[Stored records]
◇ ◇ ◇ ◇ ◇ ◇ ◇
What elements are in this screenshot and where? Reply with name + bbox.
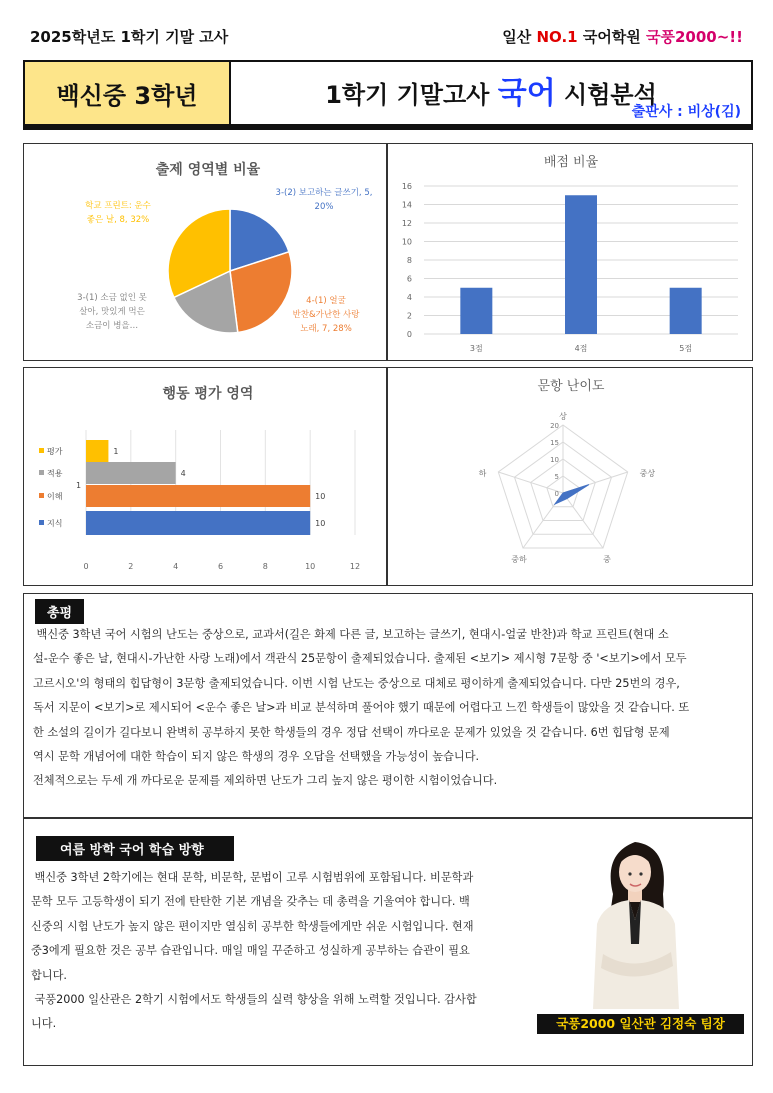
summary-tag: [35, 599, 84, 624]
bar-xtick-label: 4점: [574, 344, 588, 353]
summer-line: 합니다.: [31, 968, 67, 982]
bar-mark: [565, 195, 597, 334]
hbar-data-label: 4: [180, 469, 186, 478]
bar-ytick-label: 10: [401, 237, 412, 247]
bar-title: 배점 비율: [543, 155, 599, 170]
hbar-data-label: 10: [315, 519, 326, 528]
radar-chart-panel: [387, 367, 753, 586]
summary-line: 설-운수 좋은 날, 현대시-가난한 사랑 노래)에서 객관식 25문항이 출제되었습니다. 출제된 <보기> 제시형 7문항 중 '<보기>에서 모두: [33, 652, 687, 666]
hbar-legend-label: 평가: [47, 447, 63, 456]
hbar-xtick-label: 2: [128, 562, 134, 571]
hbar-data-label: 10: [315, 492, 326, 501]
hbar-xtick-label: 0: [83, 562, 89, 571]
hbar-mark: [86, 462, 176, 484]
summer-tag-label: 여름 방학 국어 학습 방향: [36, 836, 234, 861]
bar-chart-panel: [387, 143, 753, 361]
pie-data-label: 4-(1) 얼굴: [306, 296, 346, 306]
brand-mid: 국어학원: [577, 28, 647, 46]
brand-name: 국풍2000~!!: [646, 28, 743, 46]
difficulty-radar-chart: [388, 368, 754, 587]
pie-title: 출제 영역별 비율: [155, 162, 261, 178]
summer-body: [31, 866, 521, 1037]
pie-data-label: 좋은 날, 8, 32%: [86, 215, 150, 225]
summary-line: 고르시오'의 형태의 힙답형이 3문항 출제되었습니다. 이번 시험 난도는 중상으로 대체로 평이하게 출제되었습니다. 다만 25번의 경우,: [33, 676, 680, 690]
title-pre: 1학기 기말고사: [325, 81, 498, 109]
bar-mark: [460, 288, 492, 334]
brand-prefix: 일산: [502, 28, 537, 46]
summer-line: 국풍2000 일산관은 2학기 시험에서도 학생들의 실력 향상을 위해 노력할 것입니다. 감사합: [31, 993, 477, 1007]
bar-mark: [670, 288, 702, 334]
hbar-title: 행동 평가 영역: [162, 386, 254, 402]
pie-chart: [24, 144, 388, 362]
radar-axis-label: 하: [478, 468, 487, 478]
hbar-xtick-label: 8: [262, 562, 268, 571]
pie-data-label: 20%: [314, 202, 334, 212]
behavior-bar-chart: [24, 368, 388, 587]
bar-ytick-label: 14: [401, 200, 412, 210]
hbar-mark: [86, 511, 310, 535]
brand-no: NO.1: [536, 28, 578, 46]
radar-axis-label: 상: [559, 412, 567, 421]
summer-line: 백신중 3학년 2학기에는 현대 문학, 비문학, 문법이 고루 시험범위에 포함됩니다. 비문학과: [31, 871, 474, 884]
hbar-legend-swatch: [39, 520, 44, 525]
radar-tick-label: 20: [550, 422, 559, 430]
bar-ytick-label: 0: [406, 330, 412, 339]
exam-title: 2025학년도 1학기 기말 고사: [30, 28, 229, 46]
summer-tag: [36, 836, 234, 861]
publisher: 출판사 : 비상(김): [631, 104, 741, 120]
brand-line: [502, 26, 743, 47]
pie-chart-panel: [23, 143, 387, 361]
summary-section: [23, 593, 753, 818]
hbar-mark: [86, 440, 108, 462]
pie-data-label: 학교 프린트: 운수: [85, 201, 151, 211]
radar-tick-label: 5: [554, 473, 559, 481]
hbar-legend-swatch: [39, 493, 44, 498]
radar-tick-label: 10: [550, 456, 559, 464]
summary-line: 백신중 3학년 국어 시험의 난도는 중상으로, 교과서(길은 화제 다른 글, 보고하는 글쓰기, 현대시-얼굴 반찬)과 학교 프린트(현대 소: [33, 628, 669, 641]
summary-line: 전체적으로는 두세 개 까다로운 문제를 제외하면 난도가 그리 높지 않은 평이한 시험이었습니다.: [33, 774, 498, 788]
hbar-legend-swatch: [39, 470, 44, 475]
hbar-legend-label: 지식: [47, 519, 63, 528]
teacher-photo: [583, 824, 688, 1009]
bar-ytick-label: 16: [401, 182, 412, 191]
summer-line: 니다.: [31, 1017, 57, 1031]
pie-data-label: 소금이 병을…: [85, 321, 139, 331]
summary-line: 역시 문학 개념어에 대한 학습이 되지 않은 학생의 경우 오답을 선택했을 가능성이 높습니다.: [33, 750, 480, 764]
pie-data-label: 노래, 7, 28%: [300, 324, 352, 334]
bar-ytick-label: 8: [406, 256, 412, 265]
bar-xtick-label: 5점: [679, 344, 693, 353]
summer-line: 중3에게 필요한 것은 공부 습관입니다. 매일 매일 꾸준하고 성실하게 공부하는 습관이 필요: [31, 944, 470, 958]
bar-ytick-label: 6: [406, 274, 412, 284]
hbar-xtick-label: 10: [305, 562, 316, 571]
radar-title: 문항 난이도: [537, 379, 605, 394]
title-post: 시험분석: [555, 81, 657, 109]
radar-axis-label: 중: [603, 555, 611, 565]
radar-axis-label: 중하: [511, 555, 527, 565]
hbar-mark: [86, 485, 310, 507]
summer-line: 문학 모두 고등학생이 되기 전에 탄탄한 기본 개념을 갖추는 데 총력을 기울여야 합니다. 백: [31, 895, 470, 909]
hbar-stray-label: 1: [76, 481, 82, 490]
score-bar-chart: [388, 144, 754, 362]
summer-line: 신중의 시험 난도가 높지 않은 편이지만 열심히 공부한 학생들에게만 쉬운 시험입니다. 현재: [31, 919, 474, 933]
bar-ytick-label: 4: [406, 293, 412, 302]
title-banner: [23, 60, 753, 126]
bar-ytick-label: 2: [406, 311, 412, 321]
banner-shadow: [23, 126, 753, 130]
radar-tick-label: 0: [554, 490, 559, 498]
school-label: 백신중 3학년: [25, 62, 231, 124]
hbar-xtick-label: 4: [173, 562, 179, 571]
teacher-caption: 국풍2000 일산관 김정숙 팀장: [537, 1014, 744, 1034]
hbar-xtick-label: 12: [349, 562, 361, 571]
hbar-xtick-label: 6: [217, 562, 224, 571]
summary-tag-label: 총평: [35, 599, 84, 624]
radar-axis-label: 중상: [639, 468, 656, 478]
hbar-data-label: 1: [113, 447, 119, 456]
radar-tick-label: 15: [550, 439, 559, 447]
hbar-legend-label: 이해: [47, 492, 63, 501]
radar-series-area: [555, 485, 589, 504]
page-header: [30, 26, 743, 48]
pie-data-label: 3-(1) 소금 없인 못: [77, 293, 147, 303]
summary-line: 한 소설의 길이가 길다보니 완벽히 공부하지 못한 학생들의 경우 정답 선택이 까다로운 문제가 있었을 것 같습니다. 6번 힙답형 문제: [33, 725, 670, 739]
summary-line: 독서 지문이 <보기>로 제시되어 <운수 좋은 날>과 비교 분석하며 풀어야 했기 때문에 어렵다고 느낀 학생들이 많았을 것 같습니다. 또: [33, 701, 690, 715]
hbar-legend-swatch: [39, 448, 44, 453]
hbar-legend-label: 적용: [47, 469, 63, 478]
summary-body: [33, 623, 744, 794]
hbar-chart-panel: [23, 367, 387, 586]
pie-data-label: 살아, 맛있게 먹은: [79, 307, 145, 317]
bar-xtick-label: 3점: [469, 344, 483, 353]
title-accent: 국어: [497, 76, 556, 111]
pie-data-label: 반찬&가난한 사랑: [292, 310, 360, 320]
bar-ytick-label: 12: [401, 219, 412, 228]
pie-data-label: 3-(2) 보고하는 글쓰기, 5,: [275, 188, 373, 198]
◇ ◇ ◇ ◇ ◇ ◇ ◇
Set exercise: Please recast the part of the items that opens with the line containing "summary-tag: [35, 599, 84, 624]" and closes with the line containing "bar-title: 배점 비율: [543, 155, 599, 170]" as a numbered list, leaving out any blank lines.

Reply:
1. summary-tag: [35, 599, 84, 624]
2. bar-xtick-label: 4점: [574, 344, 588, 353]
3. summer-line: 합니다.: [31, 968, 67, 982]
4. bar-mark: [565, 195, 597, 334]
5. hbar-data-label: 4: [180, 469, 186, 478]
6. bar-ytick-label: 10: [401, 237, 412, 247]
7. bar-title: 배점 비율: [543, 155, 599, 170]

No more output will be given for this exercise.